_WRITTEN INSTRUCTION_
Below are some records. Write out the lines from the one containing "Type out the text in this image." to the last line, word for word, leaving out pictures.
## start RECORDS FOR THE EXERCISE
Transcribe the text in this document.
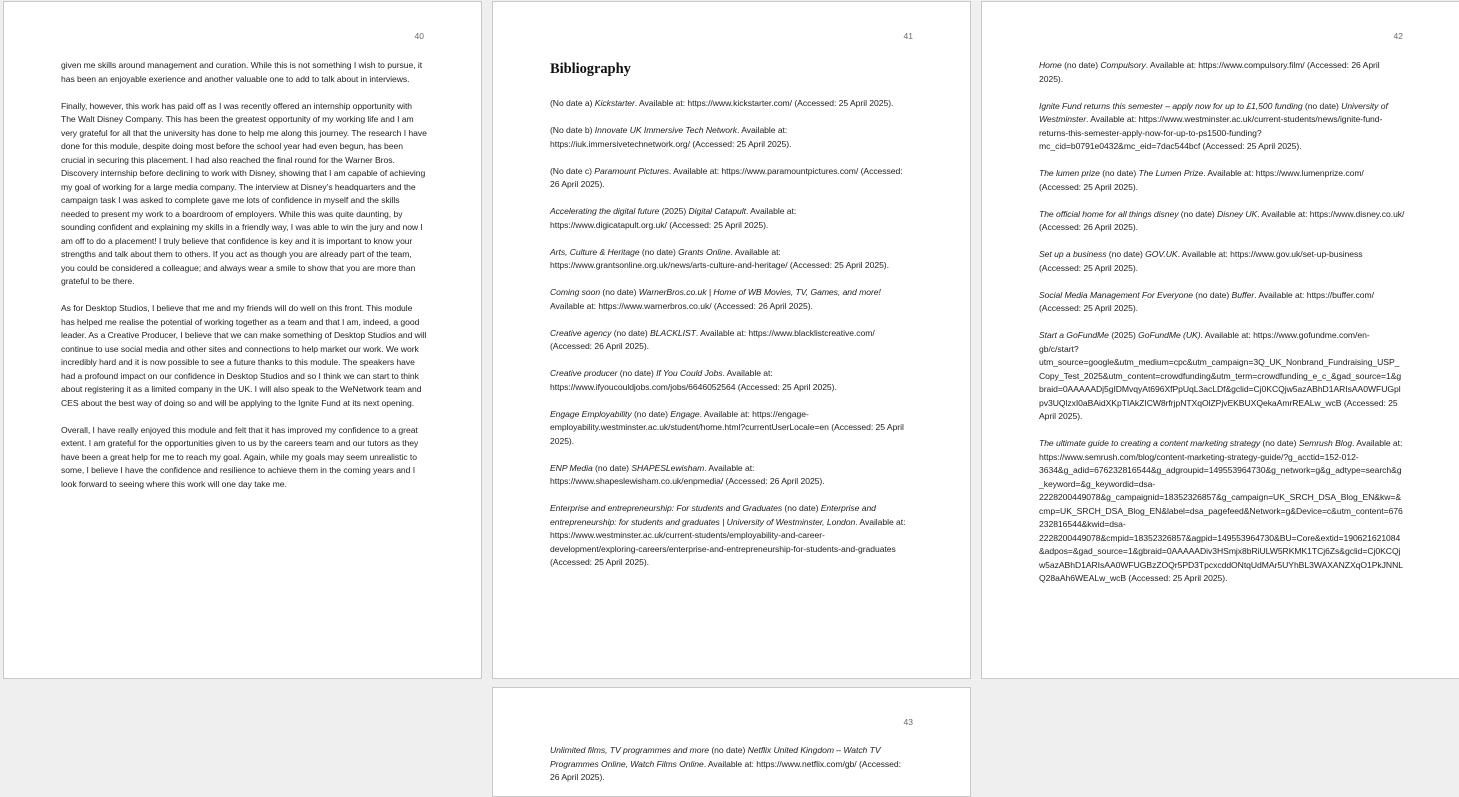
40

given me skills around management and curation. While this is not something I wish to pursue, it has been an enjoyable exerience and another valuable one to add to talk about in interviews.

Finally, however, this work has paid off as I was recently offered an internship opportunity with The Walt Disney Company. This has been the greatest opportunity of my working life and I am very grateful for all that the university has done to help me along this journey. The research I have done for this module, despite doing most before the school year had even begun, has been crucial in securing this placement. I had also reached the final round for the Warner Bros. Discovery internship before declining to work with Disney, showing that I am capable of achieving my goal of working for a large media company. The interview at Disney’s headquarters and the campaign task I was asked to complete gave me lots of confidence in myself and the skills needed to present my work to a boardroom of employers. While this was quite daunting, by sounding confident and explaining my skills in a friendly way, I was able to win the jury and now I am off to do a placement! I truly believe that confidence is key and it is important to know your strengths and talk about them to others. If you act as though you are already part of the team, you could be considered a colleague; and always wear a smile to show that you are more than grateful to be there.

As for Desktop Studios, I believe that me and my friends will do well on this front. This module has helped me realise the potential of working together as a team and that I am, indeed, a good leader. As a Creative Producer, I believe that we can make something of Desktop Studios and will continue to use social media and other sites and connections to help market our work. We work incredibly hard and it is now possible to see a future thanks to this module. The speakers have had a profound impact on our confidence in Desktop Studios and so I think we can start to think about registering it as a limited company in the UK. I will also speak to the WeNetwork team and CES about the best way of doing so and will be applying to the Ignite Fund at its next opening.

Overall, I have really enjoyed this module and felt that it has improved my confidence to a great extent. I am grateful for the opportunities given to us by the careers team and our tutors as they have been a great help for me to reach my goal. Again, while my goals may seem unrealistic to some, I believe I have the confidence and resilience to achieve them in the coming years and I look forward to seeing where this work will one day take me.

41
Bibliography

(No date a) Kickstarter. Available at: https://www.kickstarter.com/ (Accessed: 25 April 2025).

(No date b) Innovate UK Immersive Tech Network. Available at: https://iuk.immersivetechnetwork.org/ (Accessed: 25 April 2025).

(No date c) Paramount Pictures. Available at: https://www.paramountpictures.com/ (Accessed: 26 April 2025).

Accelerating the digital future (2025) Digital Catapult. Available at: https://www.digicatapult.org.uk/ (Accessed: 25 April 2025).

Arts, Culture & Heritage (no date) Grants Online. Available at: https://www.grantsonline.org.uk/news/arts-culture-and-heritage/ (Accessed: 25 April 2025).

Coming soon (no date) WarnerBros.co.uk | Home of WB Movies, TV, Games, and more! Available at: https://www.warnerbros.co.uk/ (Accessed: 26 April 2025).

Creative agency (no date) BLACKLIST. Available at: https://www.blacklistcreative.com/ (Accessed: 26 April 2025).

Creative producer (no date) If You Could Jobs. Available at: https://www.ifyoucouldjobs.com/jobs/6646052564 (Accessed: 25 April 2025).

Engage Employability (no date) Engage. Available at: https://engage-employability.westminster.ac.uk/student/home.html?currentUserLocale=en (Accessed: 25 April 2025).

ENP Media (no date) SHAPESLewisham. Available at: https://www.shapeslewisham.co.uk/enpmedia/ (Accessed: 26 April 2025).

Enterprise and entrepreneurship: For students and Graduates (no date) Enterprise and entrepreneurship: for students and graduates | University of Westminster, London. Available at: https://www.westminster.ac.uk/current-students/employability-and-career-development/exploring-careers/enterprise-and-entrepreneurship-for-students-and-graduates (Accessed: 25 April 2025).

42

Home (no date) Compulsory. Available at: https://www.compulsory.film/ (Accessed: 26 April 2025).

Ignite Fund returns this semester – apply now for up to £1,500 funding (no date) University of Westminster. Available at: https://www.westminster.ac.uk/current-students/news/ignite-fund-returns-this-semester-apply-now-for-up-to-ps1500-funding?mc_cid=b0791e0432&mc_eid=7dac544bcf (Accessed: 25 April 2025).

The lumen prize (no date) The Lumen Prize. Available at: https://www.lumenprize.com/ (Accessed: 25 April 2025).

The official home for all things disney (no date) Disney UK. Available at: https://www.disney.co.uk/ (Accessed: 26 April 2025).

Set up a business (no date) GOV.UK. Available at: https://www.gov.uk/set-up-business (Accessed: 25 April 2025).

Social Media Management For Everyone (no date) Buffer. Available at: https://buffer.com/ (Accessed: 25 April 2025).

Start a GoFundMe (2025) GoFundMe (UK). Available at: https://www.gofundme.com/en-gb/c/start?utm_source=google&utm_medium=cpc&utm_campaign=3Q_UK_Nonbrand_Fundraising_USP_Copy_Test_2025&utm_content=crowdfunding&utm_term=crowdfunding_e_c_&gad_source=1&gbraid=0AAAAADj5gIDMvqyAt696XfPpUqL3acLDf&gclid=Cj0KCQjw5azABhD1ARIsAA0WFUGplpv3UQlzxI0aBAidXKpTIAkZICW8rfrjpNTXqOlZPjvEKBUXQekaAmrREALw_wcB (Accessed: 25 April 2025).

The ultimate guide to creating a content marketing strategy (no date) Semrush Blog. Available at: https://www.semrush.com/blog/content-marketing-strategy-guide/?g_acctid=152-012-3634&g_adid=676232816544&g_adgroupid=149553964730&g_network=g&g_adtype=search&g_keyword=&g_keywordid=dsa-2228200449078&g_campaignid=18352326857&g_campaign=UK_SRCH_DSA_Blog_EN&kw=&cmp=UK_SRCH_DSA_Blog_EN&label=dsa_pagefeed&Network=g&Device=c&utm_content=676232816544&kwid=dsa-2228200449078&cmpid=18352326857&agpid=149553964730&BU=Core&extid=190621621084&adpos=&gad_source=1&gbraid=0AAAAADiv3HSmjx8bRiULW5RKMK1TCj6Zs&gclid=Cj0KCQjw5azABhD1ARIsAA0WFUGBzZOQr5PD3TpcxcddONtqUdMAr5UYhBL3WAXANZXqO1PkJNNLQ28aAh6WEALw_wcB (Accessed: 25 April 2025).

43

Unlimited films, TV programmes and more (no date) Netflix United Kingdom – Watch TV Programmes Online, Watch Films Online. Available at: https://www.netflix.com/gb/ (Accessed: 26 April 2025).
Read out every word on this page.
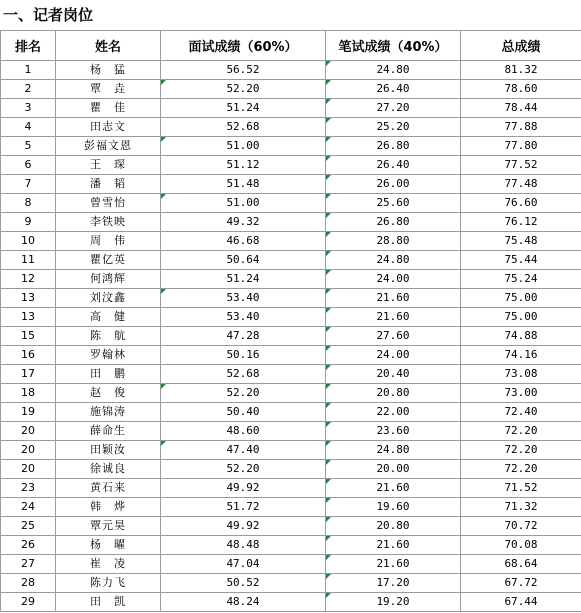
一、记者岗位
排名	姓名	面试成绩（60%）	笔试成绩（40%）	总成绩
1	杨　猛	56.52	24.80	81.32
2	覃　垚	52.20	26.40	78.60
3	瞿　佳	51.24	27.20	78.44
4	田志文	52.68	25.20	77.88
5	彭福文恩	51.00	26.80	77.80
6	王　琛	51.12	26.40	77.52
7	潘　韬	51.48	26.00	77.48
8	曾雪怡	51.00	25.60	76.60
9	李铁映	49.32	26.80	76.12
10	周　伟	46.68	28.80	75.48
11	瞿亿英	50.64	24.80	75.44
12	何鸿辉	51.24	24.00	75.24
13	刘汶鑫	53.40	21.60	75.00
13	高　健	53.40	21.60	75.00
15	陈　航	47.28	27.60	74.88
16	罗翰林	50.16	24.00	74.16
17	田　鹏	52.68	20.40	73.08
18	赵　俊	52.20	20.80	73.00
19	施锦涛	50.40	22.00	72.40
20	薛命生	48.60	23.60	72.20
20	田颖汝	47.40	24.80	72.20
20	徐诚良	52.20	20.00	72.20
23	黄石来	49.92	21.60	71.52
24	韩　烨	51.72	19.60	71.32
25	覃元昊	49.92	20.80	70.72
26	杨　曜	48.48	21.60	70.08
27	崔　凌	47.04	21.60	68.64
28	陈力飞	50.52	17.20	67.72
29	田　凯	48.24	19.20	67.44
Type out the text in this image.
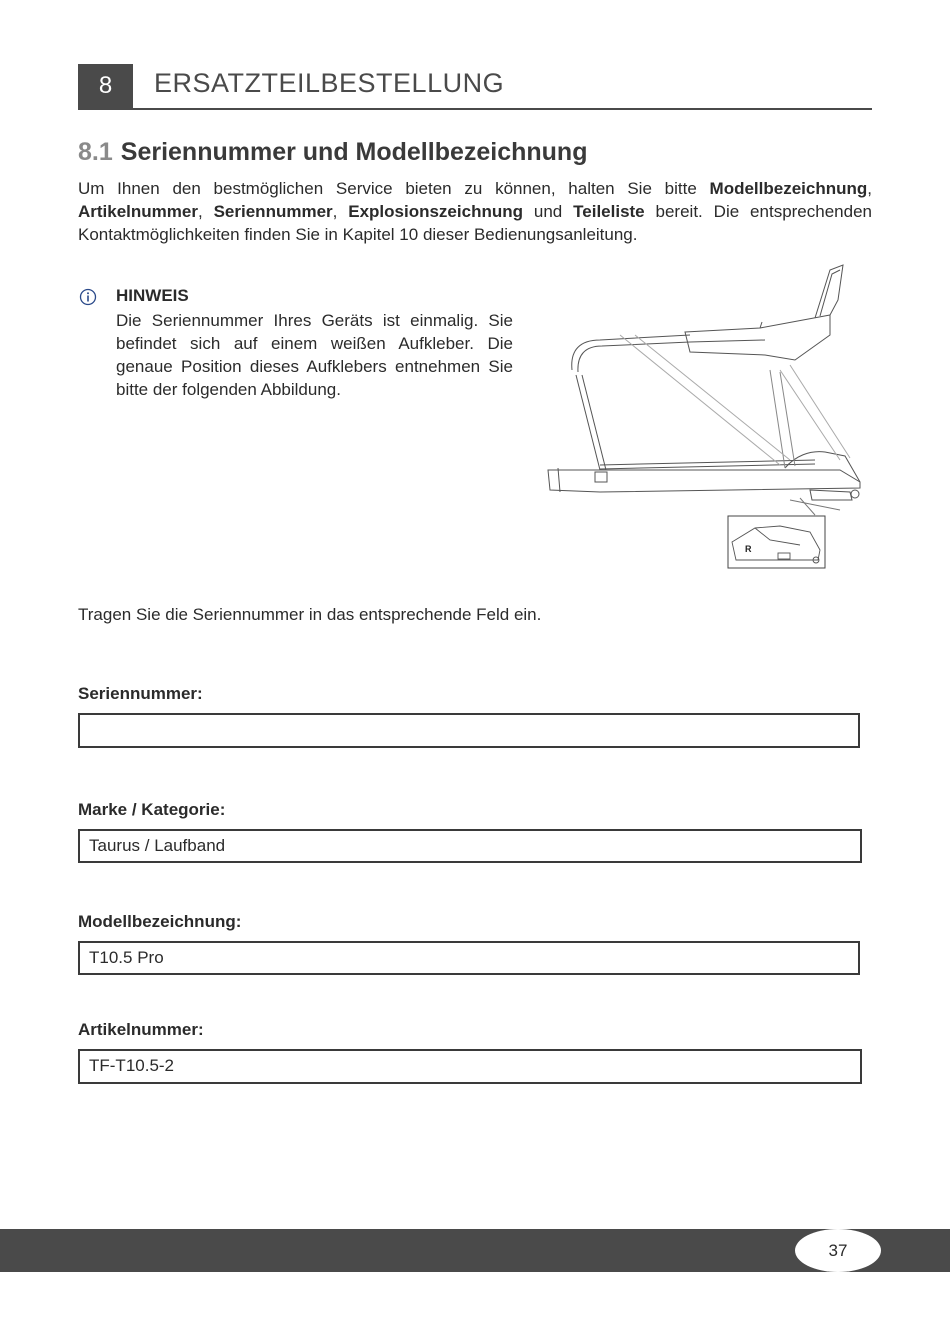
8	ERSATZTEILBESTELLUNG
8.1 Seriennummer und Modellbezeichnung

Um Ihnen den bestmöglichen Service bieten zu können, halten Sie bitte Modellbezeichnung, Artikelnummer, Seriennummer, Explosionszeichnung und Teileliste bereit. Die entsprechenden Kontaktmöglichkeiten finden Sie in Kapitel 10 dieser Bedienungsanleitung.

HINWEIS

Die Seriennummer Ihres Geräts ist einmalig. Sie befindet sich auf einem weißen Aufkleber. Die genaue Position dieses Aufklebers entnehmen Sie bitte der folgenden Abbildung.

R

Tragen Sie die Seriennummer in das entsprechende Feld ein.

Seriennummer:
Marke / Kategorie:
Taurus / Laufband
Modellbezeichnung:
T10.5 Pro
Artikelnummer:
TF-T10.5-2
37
## end RECORDS FOR THE EXERCISE
_REPLY TO THE TASK_
Type out the text in this image.
8	ERSATZTEILBESTELLUNG
8.1 Seriennummer und Modellbezeichnung

Um Ihnen den bestmöglichen Service bieten zu können, halten Sie bitte Modellbezeichnung, Artikelnummer, Seriennummer, Explosionszeichnung und Teileliste bereit. Die entsprechenden Kontaktmöglichkeiten finden Sie in Kapitel 10 dieser Bedienungsanleitung.

HINWEIS

Die Seriennummer Ihres Geräts ist einmalig. Sie befindet sich auf einem weißen Aufkleber. Die genaue Position dieses Aufklebers entnehmen Sie bitte der folgenden Abbildung.

R

Tragen Sie die Seriennummer in das entsprechende Feld ein.

Seriennummer:
Marke / Kategorie:
Taurus / Laufband
Modellbezeichnung:
T10.5 Pro
Artikelnummer:
TF-T10.5-2
37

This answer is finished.